Diabetes Induction by Streptozotocin Injection
A single high-dose streptozotocin (STZ) regimen was used to induce pancreatic islet cell destruction and persistent hyperglycemia, as described previously.33 STZ (10 mg/mL; Sigma) was freshly dissolved in sterile sodium citrate buffer (0.025 mol/L, pH 4.5) and used within 10 minutes. Mice received a single 160 mg/kg IP injection of STZ or citrate buffer (control). Blood glucose was monitored weekly using a 1-touch blood glucose meter (Lifescan). Hyperglycemia was defined as random blood glucose level >20 mmol/L for >3 weeks after injection. Whole blood samples were collected 4 weeks after STZ injection. Total glycohemoglobin content of blood samples (HbA1) was measured using a commercially available kit obtained from Sigma.
In Vivo Hemodynamics
Invasive hemodynamics measurement was undertaken in animals under general anesthesia using 2% isoflurane added to 100% oxygen. A Millar catheter (1.4 French) was inserted into the right carotid artery and approached to the ascending aorta under continuous blood pressure recording. After correct placement and fixation of the catheter, the right jugular vein was dissected and canulated with an intravenous line prepared for the injection of NG-nitro-L-arginine methyl ester (L-NAME; Sigma). After 25 minutes to confirm blood pressure stability, L-NAME (100 mg/ kg body weight) was injected slowly via the intravenous line dissolved in a volume of 100 μL of isotonic saline solution. Hemodynamic changes were recorded continuously for an additional 60 minutes, after which a final blood sample for assessment of platelet activation was collected. Control animals were injected with 100 μL of isotonic saline and hemodynamics investigated to exclude a volume-dependent effect on hemodynamics.
########################################
Your assignment:
Decide whether each statement agrees with the methods text, answering yes or no and quoting the words of the text that settle it. 1. Streptozotocin was dissolved in a sodium citrate buffer at pH 4.5. 2. The Millar catheter was inserted into the right jugular vein. 3. Hemodynamic changes were recorded for 25 minutes after the L-NAME injection.
########################################
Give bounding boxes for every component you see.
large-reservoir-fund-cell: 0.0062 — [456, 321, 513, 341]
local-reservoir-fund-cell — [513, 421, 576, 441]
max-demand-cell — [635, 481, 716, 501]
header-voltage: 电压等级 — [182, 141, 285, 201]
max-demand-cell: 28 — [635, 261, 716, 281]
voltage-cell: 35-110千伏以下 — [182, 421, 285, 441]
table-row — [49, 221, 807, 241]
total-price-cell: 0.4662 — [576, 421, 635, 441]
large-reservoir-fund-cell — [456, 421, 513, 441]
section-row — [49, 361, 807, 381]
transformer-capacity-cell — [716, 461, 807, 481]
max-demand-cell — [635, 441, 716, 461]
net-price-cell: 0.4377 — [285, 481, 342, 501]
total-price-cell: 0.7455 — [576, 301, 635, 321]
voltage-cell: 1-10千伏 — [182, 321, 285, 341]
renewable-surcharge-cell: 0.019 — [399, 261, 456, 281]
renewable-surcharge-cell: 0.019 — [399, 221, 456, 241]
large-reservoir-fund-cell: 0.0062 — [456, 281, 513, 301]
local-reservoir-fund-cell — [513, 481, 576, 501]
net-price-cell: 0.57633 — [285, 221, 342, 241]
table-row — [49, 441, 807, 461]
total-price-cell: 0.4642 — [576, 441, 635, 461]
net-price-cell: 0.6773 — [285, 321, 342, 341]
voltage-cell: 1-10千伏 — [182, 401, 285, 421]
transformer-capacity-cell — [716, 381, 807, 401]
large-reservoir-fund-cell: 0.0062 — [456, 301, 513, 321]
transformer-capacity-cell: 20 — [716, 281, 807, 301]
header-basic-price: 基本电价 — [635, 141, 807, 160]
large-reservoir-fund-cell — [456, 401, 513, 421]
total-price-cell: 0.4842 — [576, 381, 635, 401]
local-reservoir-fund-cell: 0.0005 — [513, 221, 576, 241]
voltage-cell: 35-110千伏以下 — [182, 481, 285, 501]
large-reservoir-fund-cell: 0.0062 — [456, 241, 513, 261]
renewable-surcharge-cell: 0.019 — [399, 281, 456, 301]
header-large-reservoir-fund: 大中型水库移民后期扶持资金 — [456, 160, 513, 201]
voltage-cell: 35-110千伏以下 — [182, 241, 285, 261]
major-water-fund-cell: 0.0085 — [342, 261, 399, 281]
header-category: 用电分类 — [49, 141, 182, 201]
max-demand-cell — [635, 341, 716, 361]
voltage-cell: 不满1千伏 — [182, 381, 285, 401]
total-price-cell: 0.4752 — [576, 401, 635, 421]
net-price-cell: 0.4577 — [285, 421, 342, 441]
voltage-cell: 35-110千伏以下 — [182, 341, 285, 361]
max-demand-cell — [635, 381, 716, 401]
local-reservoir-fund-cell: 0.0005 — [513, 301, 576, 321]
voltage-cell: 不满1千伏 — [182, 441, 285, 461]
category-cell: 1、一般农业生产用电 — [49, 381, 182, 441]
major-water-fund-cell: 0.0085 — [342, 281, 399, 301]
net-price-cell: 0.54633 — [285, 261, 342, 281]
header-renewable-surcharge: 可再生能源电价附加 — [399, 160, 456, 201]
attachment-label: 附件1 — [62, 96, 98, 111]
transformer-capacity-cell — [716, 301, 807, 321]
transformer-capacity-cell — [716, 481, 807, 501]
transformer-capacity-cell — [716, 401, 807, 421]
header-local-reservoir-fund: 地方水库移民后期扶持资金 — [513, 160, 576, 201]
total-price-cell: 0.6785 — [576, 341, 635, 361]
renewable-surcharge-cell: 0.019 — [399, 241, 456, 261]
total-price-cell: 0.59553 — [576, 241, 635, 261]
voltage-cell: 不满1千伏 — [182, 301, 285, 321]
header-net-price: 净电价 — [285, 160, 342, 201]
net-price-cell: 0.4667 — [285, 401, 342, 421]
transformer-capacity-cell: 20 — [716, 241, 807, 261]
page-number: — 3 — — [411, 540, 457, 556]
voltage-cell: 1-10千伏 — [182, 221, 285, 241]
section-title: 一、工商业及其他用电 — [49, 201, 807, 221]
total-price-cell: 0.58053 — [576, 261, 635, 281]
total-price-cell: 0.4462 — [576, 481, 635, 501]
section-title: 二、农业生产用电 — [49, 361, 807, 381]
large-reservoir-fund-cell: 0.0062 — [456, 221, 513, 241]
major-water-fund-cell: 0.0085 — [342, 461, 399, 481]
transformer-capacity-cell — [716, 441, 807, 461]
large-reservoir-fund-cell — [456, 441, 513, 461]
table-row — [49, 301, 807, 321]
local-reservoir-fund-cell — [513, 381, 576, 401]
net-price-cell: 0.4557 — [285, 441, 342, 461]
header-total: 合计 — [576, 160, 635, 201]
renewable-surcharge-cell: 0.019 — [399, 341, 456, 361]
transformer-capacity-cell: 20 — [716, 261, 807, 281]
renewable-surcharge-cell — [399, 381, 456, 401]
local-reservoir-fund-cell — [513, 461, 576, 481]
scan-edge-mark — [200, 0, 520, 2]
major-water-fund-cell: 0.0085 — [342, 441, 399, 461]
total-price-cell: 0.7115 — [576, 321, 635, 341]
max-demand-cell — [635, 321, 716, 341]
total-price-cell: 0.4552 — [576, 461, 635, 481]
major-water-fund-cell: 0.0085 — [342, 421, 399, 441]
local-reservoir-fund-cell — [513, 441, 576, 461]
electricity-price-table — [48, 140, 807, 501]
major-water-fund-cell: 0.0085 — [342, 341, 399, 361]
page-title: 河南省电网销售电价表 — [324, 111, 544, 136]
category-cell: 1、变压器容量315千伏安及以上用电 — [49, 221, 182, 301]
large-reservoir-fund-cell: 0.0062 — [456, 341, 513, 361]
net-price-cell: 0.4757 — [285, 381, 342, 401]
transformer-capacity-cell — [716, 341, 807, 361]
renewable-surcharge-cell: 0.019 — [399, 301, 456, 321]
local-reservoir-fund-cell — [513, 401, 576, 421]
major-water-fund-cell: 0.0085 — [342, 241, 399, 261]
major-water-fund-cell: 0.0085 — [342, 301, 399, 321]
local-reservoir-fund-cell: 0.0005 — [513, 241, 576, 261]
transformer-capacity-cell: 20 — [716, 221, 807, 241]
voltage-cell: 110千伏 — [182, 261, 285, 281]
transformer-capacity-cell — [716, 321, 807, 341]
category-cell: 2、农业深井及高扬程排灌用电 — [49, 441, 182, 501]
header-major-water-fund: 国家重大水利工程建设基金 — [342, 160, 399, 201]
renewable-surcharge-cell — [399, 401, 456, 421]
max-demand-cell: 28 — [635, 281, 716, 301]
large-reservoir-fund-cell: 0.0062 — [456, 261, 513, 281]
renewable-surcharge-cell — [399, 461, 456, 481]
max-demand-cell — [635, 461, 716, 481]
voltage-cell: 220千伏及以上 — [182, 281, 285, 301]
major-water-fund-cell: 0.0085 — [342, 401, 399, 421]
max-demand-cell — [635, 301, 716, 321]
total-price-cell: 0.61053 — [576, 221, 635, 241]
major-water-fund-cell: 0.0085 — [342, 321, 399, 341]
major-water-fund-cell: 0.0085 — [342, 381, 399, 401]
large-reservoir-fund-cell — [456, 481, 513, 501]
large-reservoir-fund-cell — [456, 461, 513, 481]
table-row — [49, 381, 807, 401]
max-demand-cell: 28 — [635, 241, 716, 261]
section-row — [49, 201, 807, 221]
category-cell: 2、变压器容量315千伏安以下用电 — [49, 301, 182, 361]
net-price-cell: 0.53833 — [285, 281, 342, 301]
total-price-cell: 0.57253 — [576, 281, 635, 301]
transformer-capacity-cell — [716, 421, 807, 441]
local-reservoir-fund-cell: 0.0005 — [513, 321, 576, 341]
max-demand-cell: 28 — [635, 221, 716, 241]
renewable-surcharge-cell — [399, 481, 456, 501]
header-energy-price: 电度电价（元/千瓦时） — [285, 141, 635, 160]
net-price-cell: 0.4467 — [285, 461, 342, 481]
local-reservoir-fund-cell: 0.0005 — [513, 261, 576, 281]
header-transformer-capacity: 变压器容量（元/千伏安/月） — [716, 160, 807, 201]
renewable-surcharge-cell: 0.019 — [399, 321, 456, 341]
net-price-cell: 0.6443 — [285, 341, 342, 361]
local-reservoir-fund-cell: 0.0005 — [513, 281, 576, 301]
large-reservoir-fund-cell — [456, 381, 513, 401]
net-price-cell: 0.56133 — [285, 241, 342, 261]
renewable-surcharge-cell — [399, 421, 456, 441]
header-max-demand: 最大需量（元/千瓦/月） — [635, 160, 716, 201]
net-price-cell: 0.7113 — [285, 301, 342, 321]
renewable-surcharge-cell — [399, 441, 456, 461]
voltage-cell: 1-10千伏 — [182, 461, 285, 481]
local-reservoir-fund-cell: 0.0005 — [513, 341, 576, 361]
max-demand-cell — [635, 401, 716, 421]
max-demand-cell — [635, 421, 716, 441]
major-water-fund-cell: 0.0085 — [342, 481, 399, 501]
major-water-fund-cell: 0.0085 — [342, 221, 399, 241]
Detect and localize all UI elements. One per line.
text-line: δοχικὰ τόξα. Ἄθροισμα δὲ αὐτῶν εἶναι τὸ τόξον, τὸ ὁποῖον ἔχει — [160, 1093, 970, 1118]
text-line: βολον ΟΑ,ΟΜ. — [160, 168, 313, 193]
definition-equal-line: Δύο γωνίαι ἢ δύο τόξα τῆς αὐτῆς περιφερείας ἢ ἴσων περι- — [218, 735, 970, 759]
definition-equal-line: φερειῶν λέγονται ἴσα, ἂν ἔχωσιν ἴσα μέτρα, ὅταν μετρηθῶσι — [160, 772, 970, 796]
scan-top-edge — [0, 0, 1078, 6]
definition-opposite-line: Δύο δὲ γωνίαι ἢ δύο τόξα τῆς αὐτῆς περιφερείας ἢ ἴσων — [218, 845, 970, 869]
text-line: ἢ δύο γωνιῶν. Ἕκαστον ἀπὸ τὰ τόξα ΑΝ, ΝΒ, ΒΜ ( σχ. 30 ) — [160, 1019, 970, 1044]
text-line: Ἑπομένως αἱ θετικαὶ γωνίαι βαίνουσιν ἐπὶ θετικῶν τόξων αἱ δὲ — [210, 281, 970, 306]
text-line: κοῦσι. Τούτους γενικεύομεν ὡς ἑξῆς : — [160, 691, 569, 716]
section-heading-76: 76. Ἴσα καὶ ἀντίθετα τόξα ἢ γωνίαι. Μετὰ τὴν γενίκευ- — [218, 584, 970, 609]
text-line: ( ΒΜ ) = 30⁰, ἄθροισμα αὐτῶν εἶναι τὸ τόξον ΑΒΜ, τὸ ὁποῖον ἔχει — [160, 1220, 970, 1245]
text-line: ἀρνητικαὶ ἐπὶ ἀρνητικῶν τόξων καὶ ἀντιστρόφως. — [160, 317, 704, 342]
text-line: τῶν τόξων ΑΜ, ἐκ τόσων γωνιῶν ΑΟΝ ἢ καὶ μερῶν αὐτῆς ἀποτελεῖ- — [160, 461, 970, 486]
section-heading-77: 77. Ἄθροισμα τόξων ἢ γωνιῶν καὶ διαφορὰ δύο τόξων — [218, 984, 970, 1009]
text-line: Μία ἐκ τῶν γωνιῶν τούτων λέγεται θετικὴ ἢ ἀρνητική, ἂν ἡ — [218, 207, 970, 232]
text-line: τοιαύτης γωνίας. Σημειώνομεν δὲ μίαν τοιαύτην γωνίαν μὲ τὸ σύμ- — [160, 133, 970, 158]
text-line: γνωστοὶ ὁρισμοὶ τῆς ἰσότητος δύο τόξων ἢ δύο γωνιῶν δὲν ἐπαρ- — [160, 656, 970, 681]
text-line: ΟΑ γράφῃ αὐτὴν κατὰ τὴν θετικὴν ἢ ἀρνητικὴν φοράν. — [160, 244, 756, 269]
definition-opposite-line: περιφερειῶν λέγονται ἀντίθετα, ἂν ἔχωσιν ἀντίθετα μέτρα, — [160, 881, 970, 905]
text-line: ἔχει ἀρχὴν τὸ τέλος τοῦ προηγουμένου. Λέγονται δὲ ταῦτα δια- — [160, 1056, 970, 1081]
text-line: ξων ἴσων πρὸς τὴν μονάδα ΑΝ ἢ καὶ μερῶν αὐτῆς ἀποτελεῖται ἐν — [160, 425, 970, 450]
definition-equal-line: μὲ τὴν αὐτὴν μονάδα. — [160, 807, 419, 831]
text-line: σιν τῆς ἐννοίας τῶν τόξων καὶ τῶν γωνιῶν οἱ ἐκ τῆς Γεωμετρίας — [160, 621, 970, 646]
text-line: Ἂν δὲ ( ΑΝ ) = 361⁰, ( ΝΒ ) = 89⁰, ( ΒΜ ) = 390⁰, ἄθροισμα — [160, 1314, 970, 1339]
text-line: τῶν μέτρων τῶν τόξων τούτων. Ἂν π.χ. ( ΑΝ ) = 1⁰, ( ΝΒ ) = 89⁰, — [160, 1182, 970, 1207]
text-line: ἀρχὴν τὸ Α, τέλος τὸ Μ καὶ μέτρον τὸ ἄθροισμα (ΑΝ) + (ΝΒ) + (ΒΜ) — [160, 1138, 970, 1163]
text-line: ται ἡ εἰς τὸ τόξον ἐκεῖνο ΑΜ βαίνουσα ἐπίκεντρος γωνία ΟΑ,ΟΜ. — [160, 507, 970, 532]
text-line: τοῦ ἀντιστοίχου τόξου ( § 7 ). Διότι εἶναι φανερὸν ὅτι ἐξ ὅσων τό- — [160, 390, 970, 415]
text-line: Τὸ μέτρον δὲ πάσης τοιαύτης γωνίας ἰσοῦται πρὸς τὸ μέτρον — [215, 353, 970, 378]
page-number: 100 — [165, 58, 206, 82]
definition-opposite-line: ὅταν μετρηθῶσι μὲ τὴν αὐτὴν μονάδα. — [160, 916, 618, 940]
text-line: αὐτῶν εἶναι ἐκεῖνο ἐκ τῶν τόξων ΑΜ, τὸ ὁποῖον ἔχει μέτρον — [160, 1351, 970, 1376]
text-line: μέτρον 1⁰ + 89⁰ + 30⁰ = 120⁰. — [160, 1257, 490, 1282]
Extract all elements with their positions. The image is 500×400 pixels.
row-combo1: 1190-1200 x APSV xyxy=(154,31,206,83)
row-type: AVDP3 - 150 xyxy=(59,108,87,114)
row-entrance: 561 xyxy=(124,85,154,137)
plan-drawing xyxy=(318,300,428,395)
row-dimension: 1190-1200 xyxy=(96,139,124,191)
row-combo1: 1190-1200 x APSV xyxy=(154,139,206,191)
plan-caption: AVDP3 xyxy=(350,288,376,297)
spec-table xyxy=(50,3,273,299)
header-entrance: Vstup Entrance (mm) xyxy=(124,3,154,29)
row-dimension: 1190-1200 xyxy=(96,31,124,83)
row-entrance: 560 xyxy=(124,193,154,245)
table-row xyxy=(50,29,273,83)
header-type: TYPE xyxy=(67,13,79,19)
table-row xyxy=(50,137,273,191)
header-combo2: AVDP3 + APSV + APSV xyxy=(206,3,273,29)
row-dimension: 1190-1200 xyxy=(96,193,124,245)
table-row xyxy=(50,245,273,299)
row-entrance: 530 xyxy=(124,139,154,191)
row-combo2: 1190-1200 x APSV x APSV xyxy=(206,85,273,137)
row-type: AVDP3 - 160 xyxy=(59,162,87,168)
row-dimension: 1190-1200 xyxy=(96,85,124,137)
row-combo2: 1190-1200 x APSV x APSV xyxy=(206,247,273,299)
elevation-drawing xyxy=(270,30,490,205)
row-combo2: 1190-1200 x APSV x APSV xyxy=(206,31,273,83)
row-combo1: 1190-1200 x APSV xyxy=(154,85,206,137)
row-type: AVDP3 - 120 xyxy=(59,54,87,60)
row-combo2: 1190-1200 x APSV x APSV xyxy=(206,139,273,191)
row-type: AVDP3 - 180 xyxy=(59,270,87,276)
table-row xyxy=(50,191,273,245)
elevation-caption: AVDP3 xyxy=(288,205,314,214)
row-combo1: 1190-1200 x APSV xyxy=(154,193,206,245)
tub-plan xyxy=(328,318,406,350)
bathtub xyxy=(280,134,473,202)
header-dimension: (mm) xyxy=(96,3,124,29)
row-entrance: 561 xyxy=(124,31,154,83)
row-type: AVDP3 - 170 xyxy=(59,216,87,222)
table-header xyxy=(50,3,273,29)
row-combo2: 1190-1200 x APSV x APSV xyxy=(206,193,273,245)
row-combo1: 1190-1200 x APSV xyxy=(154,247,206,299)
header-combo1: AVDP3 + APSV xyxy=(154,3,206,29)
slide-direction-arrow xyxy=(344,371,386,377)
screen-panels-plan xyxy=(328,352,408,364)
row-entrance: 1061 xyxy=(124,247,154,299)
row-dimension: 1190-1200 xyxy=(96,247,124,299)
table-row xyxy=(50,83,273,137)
########################################
The completed task:
1. Yes: "STZ (10 mg/mL; Sigma) was freshly dissolved in sterile sodium citrate buffer (0.025 mol/L, pH 4.5)"
2. No: "A Millar catheter (1.4 French) was inserted into the right carotid artery"
3. No: "Hemodynamic changes were recorded continuously for an additional 60 minutes"